[Extracted records]
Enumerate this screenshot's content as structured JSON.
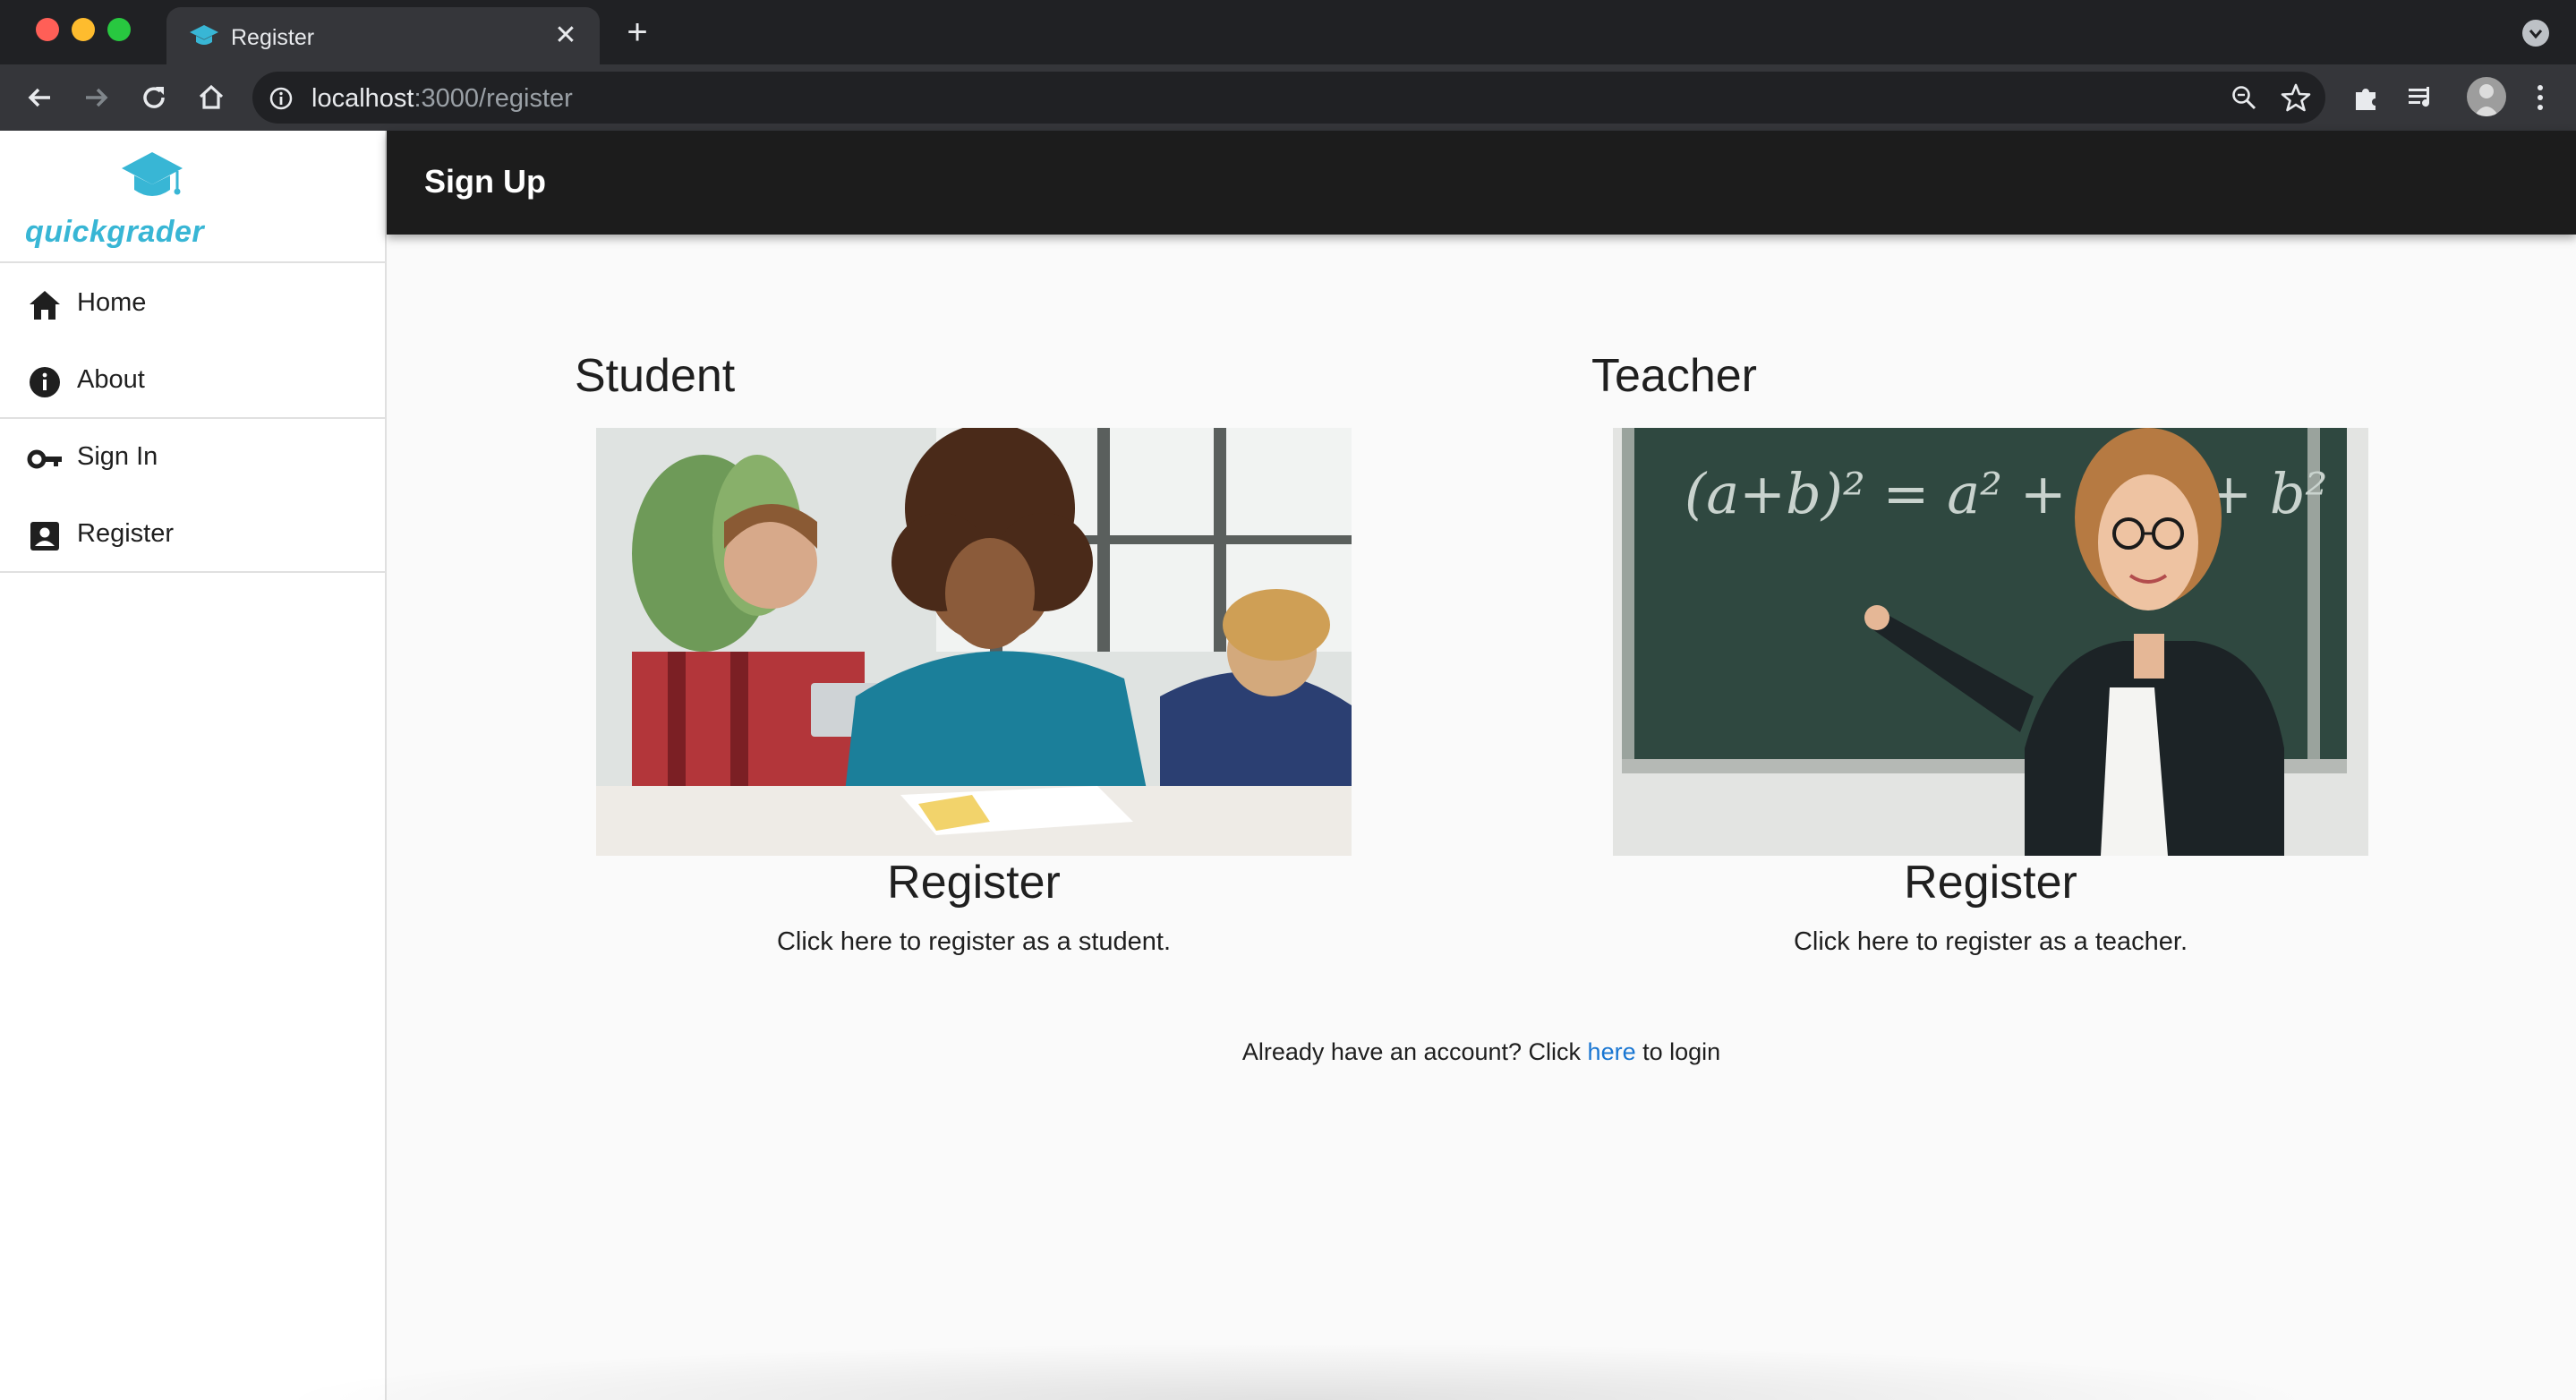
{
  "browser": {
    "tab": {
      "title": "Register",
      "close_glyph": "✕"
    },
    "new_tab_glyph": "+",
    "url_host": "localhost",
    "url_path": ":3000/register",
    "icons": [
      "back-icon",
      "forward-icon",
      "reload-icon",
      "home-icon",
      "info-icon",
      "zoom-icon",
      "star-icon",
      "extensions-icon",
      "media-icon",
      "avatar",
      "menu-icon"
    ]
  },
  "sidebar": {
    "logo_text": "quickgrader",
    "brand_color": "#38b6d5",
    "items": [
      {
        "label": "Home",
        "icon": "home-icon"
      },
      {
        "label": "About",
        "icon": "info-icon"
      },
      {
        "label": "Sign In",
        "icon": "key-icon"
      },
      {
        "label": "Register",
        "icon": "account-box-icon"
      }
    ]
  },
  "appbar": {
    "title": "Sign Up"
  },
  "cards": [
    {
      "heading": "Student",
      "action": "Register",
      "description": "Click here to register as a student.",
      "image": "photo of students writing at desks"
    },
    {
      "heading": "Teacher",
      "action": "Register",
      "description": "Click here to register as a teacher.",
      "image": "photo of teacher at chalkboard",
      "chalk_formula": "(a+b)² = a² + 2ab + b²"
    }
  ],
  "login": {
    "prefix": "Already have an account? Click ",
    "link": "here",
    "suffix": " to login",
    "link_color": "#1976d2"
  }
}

* _SET PROBLEM_: Locate each line with the word "label" and copy it.

* _OUTPUT BELOW_:
        "label": "Home",
        "label": "About",
        "label": "Sign In",
        "label": "Register",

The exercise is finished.